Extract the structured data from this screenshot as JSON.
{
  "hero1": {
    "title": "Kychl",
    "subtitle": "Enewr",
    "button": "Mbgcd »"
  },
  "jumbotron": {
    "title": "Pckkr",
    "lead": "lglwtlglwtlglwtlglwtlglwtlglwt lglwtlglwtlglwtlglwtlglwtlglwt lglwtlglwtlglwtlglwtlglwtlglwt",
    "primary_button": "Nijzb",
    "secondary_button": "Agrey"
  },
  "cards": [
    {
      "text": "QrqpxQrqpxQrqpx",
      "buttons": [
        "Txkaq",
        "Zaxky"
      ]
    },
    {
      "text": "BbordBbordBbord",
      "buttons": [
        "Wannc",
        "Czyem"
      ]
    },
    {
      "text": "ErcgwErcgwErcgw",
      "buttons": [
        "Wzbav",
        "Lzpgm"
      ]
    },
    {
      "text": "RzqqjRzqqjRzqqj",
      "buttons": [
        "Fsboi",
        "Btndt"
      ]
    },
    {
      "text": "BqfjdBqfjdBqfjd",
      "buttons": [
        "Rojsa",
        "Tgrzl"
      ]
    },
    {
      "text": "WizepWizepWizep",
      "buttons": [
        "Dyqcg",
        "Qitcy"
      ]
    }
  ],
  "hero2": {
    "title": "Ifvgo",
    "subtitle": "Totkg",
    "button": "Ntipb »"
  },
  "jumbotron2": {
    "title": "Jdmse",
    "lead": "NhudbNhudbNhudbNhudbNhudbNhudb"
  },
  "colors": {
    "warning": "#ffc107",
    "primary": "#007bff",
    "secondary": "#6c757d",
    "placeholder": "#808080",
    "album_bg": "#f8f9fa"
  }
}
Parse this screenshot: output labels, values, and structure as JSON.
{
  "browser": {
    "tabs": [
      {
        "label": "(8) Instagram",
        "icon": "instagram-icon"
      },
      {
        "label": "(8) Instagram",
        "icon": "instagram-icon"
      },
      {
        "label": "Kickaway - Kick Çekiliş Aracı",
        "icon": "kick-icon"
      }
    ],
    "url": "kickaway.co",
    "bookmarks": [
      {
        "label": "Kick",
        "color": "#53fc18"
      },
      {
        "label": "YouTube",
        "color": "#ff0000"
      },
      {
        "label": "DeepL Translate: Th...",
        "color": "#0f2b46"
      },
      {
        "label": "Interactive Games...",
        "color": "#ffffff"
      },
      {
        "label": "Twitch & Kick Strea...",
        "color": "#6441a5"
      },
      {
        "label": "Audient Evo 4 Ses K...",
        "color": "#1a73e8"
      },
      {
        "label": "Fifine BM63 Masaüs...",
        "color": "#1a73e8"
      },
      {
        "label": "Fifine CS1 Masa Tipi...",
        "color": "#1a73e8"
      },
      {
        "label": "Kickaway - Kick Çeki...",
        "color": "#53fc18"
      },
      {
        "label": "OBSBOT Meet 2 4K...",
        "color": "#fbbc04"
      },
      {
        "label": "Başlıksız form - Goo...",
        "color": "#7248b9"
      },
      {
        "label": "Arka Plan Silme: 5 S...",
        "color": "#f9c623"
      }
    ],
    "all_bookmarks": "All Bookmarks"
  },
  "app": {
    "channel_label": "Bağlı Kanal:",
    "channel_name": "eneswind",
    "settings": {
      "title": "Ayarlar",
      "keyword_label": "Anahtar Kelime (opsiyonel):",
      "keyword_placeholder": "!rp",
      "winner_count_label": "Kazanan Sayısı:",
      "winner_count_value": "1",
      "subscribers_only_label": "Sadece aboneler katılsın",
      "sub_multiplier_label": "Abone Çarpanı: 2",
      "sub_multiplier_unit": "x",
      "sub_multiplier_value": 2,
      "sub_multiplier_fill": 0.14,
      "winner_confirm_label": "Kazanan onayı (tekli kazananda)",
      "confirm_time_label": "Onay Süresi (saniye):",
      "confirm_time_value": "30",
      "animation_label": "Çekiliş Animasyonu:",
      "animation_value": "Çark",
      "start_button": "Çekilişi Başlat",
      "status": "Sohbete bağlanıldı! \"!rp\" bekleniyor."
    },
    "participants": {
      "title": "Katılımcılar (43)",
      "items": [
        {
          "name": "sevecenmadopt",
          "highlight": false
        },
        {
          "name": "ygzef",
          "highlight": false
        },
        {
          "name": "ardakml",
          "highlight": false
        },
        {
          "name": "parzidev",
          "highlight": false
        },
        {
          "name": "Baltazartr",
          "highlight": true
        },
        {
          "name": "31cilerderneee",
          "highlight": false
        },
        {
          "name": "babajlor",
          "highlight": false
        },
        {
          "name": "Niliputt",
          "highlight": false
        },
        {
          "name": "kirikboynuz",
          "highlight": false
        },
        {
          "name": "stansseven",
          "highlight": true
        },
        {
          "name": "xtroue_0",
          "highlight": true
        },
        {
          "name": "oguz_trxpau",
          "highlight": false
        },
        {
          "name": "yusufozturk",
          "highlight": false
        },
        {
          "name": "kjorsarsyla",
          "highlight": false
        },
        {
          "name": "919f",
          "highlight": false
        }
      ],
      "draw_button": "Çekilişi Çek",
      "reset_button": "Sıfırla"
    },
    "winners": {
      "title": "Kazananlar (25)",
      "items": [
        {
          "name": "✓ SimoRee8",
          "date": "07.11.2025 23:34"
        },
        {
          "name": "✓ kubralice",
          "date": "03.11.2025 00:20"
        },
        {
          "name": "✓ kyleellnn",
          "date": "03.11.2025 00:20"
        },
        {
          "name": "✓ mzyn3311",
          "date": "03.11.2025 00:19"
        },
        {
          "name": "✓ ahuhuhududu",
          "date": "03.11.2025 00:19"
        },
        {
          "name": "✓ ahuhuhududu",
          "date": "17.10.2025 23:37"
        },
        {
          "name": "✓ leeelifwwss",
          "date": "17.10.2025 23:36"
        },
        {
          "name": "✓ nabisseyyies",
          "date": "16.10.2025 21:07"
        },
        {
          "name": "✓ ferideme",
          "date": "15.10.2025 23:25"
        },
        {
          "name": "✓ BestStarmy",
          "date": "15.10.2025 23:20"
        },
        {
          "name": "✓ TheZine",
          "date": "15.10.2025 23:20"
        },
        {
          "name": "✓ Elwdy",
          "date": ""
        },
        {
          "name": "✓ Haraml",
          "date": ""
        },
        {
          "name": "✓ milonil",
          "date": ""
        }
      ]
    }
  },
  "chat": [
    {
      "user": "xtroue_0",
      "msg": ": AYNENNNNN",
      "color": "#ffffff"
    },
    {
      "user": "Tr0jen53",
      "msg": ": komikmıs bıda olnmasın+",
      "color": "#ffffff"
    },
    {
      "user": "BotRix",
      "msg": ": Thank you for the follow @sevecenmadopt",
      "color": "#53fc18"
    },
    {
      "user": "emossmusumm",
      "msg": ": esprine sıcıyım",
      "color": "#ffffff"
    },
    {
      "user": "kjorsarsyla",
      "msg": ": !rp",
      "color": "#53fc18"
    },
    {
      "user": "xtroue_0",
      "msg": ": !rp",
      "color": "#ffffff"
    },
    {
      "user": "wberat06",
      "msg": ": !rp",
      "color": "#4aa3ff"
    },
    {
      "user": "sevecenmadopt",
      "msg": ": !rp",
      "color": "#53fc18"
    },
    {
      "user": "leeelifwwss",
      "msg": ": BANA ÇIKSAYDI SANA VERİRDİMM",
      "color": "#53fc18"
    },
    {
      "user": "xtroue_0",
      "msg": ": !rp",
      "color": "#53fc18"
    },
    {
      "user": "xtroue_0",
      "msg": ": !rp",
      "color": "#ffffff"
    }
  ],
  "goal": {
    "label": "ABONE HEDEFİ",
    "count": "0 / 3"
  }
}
*-*-*
Take the material above and return all of it exactly.

Extract the structured data from this screenshot as JSON.
{
  "hero1": {
    "title": "Kychl",
    "subtitle": "Enewr",
    "button": "Mbgcd »"
  },
  "jumbotron": {
    "title": "Pckkr",
    "lead": "lglwtlglwtlglwtlglwtlglwtlglwt lglwtlglwtlglwtlglwtlglwtlglwt lglwtlglwtlglwtlglwtlglwtlglwt",
    "primary_button": "Nijzb",
    "secondary_button": "Agrey"
  },
  "cards": [
    {
      "text": "QrqpxQrqpxQrqpx",
      "buttons": [
        "Txkaq",
        "Zaxky"
      ]
    },
    {
      "text": "BbordBbordBbord",
      "buttons": [
        "Wannc",
        "Czyem"
      ]
    },
    {
      "text": "ErcgwErcgwErcgw",
      "buttons": [
        "Wzbav",
        "Lzpgm"
      ]
    },
    {
      "text": "RzqqjRzqqjRzqqj",
      "buttons": [
        "Fsboi",
        "Btndt"
      ]
    },
    {
      "text": "BqfjdBqfjdBqfjd",
      "buttons": [
        "Rojsa",
        "Tgrzl"
      ]
    },
    {
      "text": "WizepWizepWizep",
      "buttons": [
        "Dyqcg",
        "Qitcy"
      ]
    }
  ],
  "hero2": {
    "title": "Ifvgo",
    "subtitle": "Totkg",
    "button": "Ntipb »"
  },
  "jumbotron2": {
    "title": "Jdmse",
    "lead": "NhudbNhudbNhudbNhudbNhudbNhudb"
  },
  "colors": {
    "warning": "#ffc107",
    "primary": "#007bff",
    "secondary": "#6c757d",
    "placeholder": "#808080",
    "album_bg": "#f8f9fa"
  }
}
Parse this screenshot: output labels, values, and structure as JSON.
{
  "browser": {
    "tabs": [
      {
        "label": "(8) Instagram",
        "icon": "instagram-icon"
      },
      {
        "label": "(8) Instagram",
        "icon": "instagram-icon"
      },
      {
        "label": "Kickaway - Kick Çekiliş Aracı",
        "icon": "kick-icon"
      }
    ],
    "url": "kickaway.co",
    "bookmarks": [
      {
        "label": "Kick",
        "color": "#53fc18"
      },
      {
        "label": "YouTube",
        "color": "#ff0000"
      },
      {
        "label": "DeepL Translate: Th...",
        "color": "#0f2b46"
      },
      {
        "label": "Interactive Games...",
        "color": "#ffffff"
      },
      {
        "label": "Twitch & Kick Strea...",
        "color": "#6441a5"
      },
      {
        "label": "Audient Evo 4 Ses K...",
        "color": "#1a73e8"
      },
      {
        "label": "Fifine BM63 Masaüs...",
        "color": "#1a73e8"
      },
      {
        "label": "Fifine CS1 Masa Tipi...",
        "color": "#1a73e8"
      },
      {
        "label": "Kickaway - Kick Çeki...",
        "color": "#53fc18"
      },
      {
        "label": "OBSBOT Meet 2 4K...",
        "color": "#fbbc04"
      },
      {
        "label": "Başlıksız form - Goo...",
        "color": "#7248b9"
      },
      {
        "label": "Arka Plan Silme: 5 S...",
        "color": "#f9c623"
      }
    ],
    "all_bookmarks": "All Bookmarks"
  },
  "app": {
    "channel_label": "Bağlı Kanal:",
    "channel_name": "eneswind",
    "settings": {
      "title": "Ayarlar",
      "keyword_label": "Anahtar Kelime (opsiyonel):",
      "keyword_placeholder": "!rp",
      "winner_count_label": "Kazanan Sayısı:",
      "winner_count_value": "1",
      "subscribers_only_label": "Sadece aboneler katılsın",
      "sub_multiplier_label": "Abone Çarpanı: 2",
      "sub_multiplier_unit": "x",
      "sub_multiplier_value": 2,
      "sub_multiplier_fill": 0.14,
      "winner_confirm_label": "Kazanan onayı (tekli kazananda)",
      "confirm_time_label": "Onay Süresi (saniye):",
      "confirm_time_value": "30",
      "animation_label": "Çekiliş Animasyonu:",
      "animation_value": "Çark",
      "start_button": "Çekilişi Başlat",
      "status": "Sohbete bağlanıldı! \"!rp\" bekleniyor."
    },
    "participants": {
      "title": "Katılımcılar (43)",
      "items": [
        {
          "name": "sevecenmadopt",
          "highlight": false
        },
        {
          "name": "ygzef",
          "highlight": false
        },
        {
          "name": "ardakml",
          "highlight": false
        },
        {
          "name": "parzidev",
          "highlight": false
        },
        {
          "name": "Baltazartr",
          "highlight": true
        },
        {
          "name": "31cilerderneee",
          "highlight": false
        },
        {
          "name": "babajlor",
          "highlight": false
        },
        {
          "name": "Niliputt",
          "highlight": false
        },
        {
          "name": "kirikboynuz",
          "highlight": false
        },
        {
          "name": "stansseven",
          "highlight": true
        },
        {
          "name": "xtroue_0",
          "highlight": true
        },
        {
          "name": "oguz_trxpau",
          "highlight": false
        },
        {
          "name": "yusufozturk",
          "highlight": false
        },
        {
          "name": "kjorsarsyla",
          "highlight": false
        },
        {
          "name": "919f",
          "highlight": false
        }
      ],
      "draw_button": "Çekilişi Çek",
      "reset_button": "Sıfırla"
    },
    "winners": {
      "title": "Kazananlar (25)",
      "items": [
        {
          "name": "✓ SimoRee8",
          "date": "07.11.2025 23:34"
        },
        {
          "name": "✓ kubralice",
          "date": "03.11.2025 00:20"
        },
        {
          "name": "✓ kyleellnn",
          "date": "03.11.2025 00:20"
        },
        {
          "name": "✓ mzyn3311",
          "date": "03.11.2025 00:19"
        },
        {
          "name": "✓ ahuhuhududu",
          "date": "03.11.2025 00:19"
        },
        {
          "name": "✓ ahuhuhududu",
          "date": "17.10.2025 23:37"
        },
        {
          "name": "✓ leeelifwwss",
          "date": "17.10.2025 23:36"
        },
        {
          "name": "✓ nabisseyyies",
          "date": "16.10.2025 21:07"
        },
        {
          "name": "✓ ferideme",
          "date": "15.10.2025 23:25"
        },
        {
          "name": "✓ BestStarmy",
          "date": "15.10.2025 23:20"
        },
        {
          "name": "✓ TheZine",
          "date": "15.10.2025 23:20"
        },
        {
          "name": "✓ Elwdy",
          "date": ""
        },
        {
          "name": "✓ Haraml",
          "date": ""
        },
        {
          "name": "✓ milonil",
          "date": ""
        }
      ]
    }
  },
  "chat": [
    {
      "user": "xtroue_0",
      "msg": ": AYNENNNNN",
      "color": "#ffffff"
    },
    {
      "user": "Tr0jen53",
      "msg": ": komikmıs bıda olnmasın+",
      "color": "#ffffff"
    },
    {
      "user": "BotRix",
      "msg": ": Thank you for the follow @sevecenmadopt",
      "color": "#53fc18"
    },
    {
      "user": "emossmusumm",
      "msg": ": esprine sıcıyım",
      "color": "#ffffff"
    },
    {
      "user": "kjorsarsyla",
      "msg": ": !rp",
      "color": "#53fc18"
    },
    {
      "user": "xtroue_0",
      "msg": ": !rp",
      "color": "#ffffff"
    },
    {
      "user": "wberat06",
      "msg": ": !rp",
      "color": "#4aa3ff"
    },
    {
      "user": "sevecenmadopt",
      "msg": ": !rp",
      "color": "#53fc18"
    },
    {
      "user": "leeelifwwss",
      "msg": ": BANA ÇIKSAYDI SANA VERİRDİMM",
      "color": "#53fc18"
    },
    {
      "user": "xtroue_0",
      "msg": ": !rp",
      "color": "#53fc18"
    },
    {
      "user": "xtroue_0",
      "msg": ": !rp",
      "color": "#ffffff"
    }
  ],
  "goal": {
    "label": "ABONE HEDEFİ",
    "count": "0 / 3"
  }
}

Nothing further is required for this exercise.